**Aim of the task:** Only a number is wanted: how many lines in these records contain the word "salads"?

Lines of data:
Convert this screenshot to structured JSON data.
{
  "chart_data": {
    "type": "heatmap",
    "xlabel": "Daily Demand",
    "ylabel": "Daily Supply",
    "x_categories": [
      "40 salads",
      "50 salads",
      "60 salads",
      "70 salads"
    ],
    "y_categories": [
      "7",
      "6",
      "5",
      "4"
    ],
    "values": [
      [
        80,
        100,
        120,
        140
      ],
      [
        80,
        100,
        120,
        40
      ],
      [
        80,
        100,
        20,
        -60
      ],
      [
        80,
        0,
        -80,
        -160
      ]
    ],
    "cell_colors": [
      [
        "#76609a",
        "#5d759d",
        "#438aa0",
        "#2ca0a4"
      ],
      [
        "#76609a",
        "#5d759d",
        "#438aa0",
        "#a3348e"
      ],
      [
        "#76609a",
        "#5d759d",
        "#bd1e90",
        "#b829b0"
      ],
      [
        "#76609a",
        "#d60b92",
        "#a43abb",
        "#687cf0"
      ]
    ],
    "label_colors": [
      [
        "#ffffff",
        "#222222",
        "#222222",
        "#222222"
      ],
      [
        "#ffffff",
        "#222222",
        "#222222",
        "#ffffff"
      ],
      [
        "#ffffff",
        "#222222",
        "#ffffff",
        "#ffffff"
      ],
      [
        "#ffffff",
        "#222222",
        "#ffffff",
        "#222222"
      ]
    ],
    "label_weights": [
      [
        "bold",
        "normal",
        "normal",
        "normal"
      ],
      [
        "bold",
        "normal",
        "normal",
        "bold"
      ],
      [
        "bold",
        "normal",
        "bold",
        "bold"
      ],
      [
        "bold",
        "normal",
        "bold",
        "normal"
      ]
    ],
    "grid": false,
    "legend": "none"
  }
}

**Written answer:** 4